**Required work:** In the court opinion excerpt below, what does the court decide about Pendleton's convictions?

**Source document:**
————————
On appeal, Pendleton raises four issues. First, he argues that the district court abused its discretion in denying his motion to dismiss the superseding indictment because the grand jury that issued it was exposed to a government witness’s false testimony and also reviewed evidence that was recovered following an unlawful search. Second, he argues that the district court erred in denying his motion to suppress because Detective Johnson’s false statements, made with reckless disregard for the truth, tainted the rest of the affidavit such that probable cause did not exist to issue the warrant. Third, he argues that the evidence presented at trial was insufficient to convict him of the charged offenses because it was inadequate to connect him to the residence where the contraband was recovered. Finally, he argues, for the first time on appeal, that the district court abused its discretion in denying his motion for a new trial because its post-verdict ruling that Detective Johnson acted with reckless disregard for the truth, if known prior to trial, would have resulted in his acquittal on all charges.

After reviewing the record, reading parties’ briefs, and having the benefit of oral argument, we affirm Pendleton’s convictions.

III.
————————
Bounding box prediction data
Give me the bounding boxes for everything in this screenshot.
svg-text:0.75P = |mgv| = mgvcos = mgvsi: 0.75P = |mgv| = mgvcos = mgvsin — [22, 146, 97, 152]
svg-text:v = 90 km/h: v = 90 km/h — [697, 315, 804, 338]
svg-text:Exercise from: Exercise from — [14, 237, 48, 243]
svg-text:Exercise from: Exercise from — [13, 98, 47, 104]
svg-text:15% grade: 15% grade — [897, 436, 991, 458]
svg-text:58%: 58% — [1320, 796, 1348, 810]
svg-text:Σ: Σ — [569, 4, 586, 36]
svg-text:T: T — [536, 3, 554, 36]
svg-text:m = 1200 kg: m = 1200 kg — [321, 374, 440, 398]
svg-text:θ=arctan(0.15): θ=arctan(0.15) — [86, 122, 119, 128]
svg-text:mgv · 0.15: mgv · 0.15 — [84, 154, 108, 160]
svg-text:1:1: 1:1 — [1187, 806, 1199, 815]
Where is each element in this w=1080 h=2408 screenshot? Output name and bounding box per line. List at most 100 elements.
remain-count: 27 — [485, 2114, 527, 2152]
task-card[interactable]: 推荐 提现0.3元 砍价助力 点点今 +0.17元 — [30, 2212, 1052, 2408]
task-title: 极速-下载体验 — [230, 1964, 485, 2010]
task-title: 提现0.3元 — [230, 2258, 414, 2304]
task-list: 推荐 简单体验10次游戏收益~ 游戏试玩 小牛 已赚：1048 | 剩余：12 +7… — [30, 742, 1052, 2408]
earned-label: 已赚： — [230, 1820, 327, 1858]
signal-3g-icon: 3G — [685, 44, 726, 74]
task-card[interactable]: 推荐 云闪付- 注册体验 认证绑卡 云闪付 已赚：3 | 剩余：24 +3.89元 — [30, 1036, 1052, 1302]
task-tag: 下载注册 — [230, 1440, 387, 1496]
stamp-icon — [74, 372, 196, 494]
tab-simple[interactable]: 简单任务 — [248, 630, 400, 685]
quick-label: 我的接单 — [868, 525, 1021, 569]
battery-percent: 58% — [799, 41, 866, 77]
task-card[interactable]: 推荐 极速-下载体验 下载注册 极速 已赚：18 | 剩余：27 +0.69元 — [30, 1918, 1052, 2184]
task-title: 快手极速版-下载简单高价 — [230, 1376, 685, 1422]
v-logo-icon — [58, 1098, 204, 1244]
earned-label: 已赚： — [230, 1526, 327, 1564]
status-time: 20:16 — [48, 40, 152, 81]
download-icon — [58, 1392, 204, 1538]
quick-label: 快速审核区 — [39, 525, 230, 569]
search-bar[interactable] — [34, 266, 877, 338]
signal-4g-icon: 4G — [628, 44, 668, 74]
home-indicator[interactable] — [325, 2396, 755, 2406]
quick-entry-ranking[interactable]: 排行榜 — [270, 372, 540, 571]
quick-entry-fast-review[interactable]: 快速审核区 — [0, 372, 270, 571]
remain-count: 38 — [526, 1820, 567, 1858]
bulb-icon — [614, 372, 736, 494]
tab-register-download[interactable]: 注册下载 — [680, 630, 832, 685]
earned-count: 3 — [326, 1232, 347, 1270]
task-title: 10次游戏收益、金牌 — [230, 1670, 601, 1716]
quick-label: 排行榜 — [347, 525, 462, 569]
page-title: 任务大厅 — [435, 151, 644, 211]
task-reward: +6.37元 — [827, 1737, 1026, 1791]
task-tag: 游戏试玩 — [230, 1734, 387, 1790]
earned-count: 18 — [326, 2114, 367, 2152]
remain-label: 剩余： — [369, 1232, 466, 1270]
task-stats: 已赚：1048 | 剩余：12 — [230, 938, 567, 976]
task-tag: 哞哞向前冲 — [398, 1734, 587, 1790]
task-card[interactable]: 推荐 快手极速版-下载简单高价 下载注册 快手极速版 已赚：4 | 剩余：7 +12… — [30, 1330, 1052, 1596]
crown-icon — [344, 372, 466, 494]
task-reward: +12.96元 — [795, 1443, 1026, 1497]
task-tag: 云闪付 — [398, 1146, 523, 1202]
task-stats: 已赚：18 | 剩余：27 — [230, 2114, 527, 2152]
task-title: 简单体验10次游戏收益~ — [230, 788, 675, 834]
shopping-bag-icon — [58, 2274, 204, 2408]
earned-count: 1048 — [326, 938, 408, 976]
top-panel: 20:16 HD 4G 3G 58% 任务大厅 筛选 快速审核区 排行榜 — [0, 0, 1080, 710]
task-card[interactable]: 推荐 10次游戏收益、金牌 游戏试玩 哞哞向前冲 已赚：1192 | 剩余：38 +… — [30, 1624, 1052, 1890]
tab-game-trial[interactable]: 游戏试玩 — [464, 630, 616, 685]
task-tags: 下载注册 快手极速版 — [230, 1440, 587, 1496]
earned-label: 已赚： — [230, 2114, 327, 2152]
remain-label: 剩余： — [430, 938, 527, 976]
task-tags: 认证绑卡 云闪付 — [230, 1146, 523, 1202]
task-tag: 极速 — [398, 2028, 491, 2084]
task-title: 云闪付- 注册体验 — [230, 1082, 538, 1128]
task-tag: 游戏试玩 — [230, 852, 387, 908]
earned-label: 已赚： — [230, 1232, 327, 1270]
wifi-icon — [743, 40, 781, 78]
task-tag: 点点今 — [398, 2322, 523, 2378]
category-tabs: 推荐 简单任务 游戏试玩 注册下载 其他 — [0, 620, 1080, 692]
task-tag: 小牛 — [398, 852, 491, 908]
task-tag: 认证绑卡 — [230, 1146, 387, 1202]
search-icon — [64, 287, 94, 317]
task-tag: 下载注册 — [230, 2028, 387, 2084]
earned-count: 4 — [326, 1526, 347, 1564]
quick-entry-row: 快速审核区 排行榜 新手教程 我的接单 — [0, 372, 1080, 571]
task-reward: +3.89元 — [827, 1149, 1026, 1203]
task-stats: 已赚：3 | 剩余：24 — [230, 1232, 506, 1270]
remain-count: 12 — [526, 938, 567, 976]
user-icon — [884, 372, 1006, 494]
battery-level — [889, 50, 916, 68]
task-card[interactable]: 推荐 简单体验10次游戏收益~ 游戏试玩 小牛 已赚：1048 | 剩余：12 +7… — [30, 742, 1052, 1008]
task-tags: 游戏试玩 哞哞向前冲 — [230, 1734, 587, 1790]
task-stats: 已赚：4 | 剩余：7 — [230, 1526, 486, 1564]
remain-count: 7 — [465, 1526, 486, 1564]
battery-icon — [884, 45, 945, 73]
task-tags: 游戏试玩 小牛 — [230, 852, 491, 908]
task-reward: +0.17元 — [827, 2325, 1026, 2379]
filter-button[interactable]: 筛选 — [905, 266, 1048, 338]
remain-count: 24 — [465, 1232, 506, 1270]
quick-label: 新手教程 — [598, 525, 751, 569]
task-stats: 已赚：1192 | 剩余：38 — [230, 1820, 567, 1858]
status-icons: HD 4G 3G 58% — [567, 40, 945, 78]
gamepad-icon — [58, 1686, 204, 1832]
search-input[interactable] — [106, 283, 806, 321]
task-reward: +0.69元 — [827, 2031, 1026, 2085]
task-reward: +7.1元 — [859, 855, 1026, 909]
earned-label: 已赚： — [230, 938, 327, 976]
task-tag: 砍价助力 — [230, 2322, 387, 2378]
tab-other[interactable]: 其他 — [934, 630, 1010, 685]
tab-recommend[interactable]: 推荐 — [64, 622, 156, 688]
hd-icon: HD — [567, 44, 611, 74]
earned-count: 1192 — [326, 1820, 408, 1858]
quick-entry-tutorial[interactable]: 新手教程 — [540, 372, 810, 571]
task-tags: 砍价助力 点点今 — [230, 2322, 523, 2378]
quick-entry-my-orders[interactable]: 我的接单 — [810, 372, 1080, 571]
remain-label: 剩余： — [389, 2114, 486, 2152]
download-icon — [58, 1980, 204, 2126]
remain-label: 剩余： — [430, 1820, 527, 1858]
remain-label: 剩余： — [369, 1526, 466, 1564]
————————
**Solution to this exercise:** The court affirms Pendleton's convictions.